### Objective 1
From the passage on budget forums, extract the text starting at "Mr Moletsane emphasised" and ending at "service delivery challenges.".
### Objective 2
According to the passage on budget forums, why have the Committee's repeated demands to review the equitable share formulae been neglected?

### Passage
######
Mr Ryder put forward the observation of the disconnection between inter-governmental relations (IGR) and the vital role of communicating back to the affected legislatures and councils. Budget forums and budget council both take place to discuss the Division of Revenue Bill at the provincial and the municipal level respectively. His observation was that Members of the Mayoral Committees (MMCs), Members of the Executive Councils (MECs) and the South African Local Government Association (SALGA) all had made substantial inputs into the budget council and the budget forum. The disconnection is between those MECs and the committee chairpersons where there was a lack of information flowing from the budget council and the budget forum to their oversight committees. The lack of communication between them has led to neglect of the Committee’s repeated demands to review the equitable share formulae. Mr Ryder highlighted that government must look at the IGR engagements and specifically communicate back to those affected legislatures and councils.

Mr Moletsane emphasised the importance of increasing the allocation to local government for the next three years. the percentage or amount increase should be significant in order to equip municipalities with sufficient resources to deal with their service delivery challenges.
######
### Material
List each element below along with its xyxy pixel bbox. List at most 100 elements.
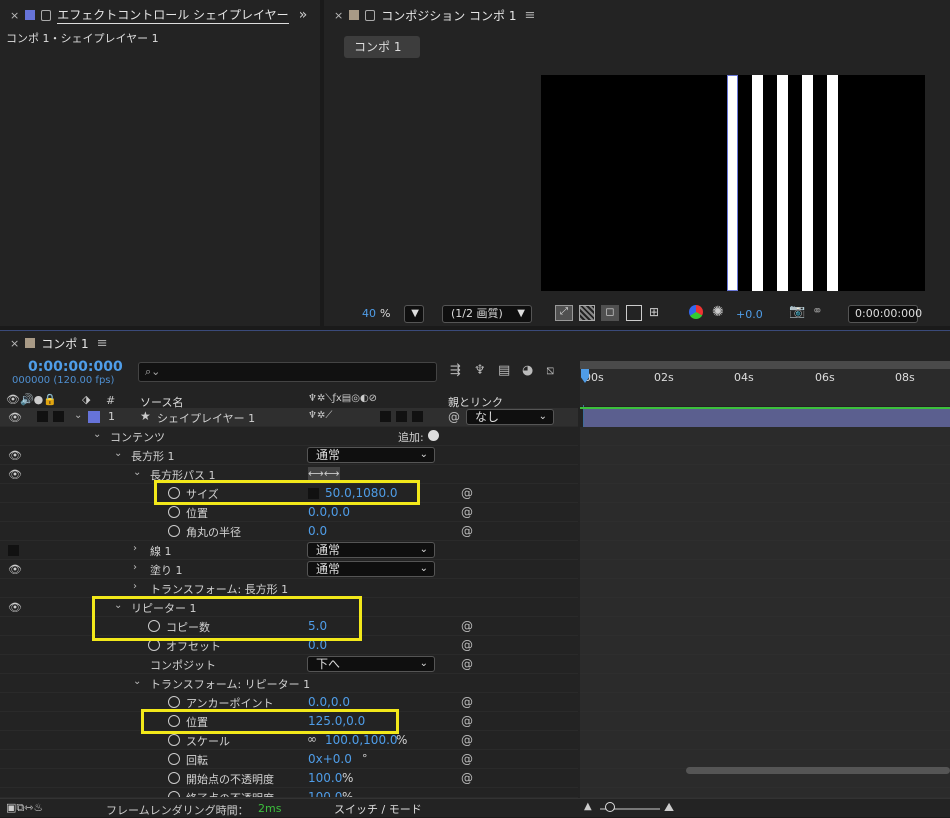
######
### Correct response 1
Mr Moletsane emphasised the importance of increasing the allocation to local government for the next three years. the percentage or amount increase should be significant in order to equip municipalities with sufficient resources to deal with their service delivery challenges.

### Correct response 2
They have been neglected because of a lack of communication between the MECs and the committee chairpersons. Information was not flowing from the budget council and the budget forum to the oversight committees.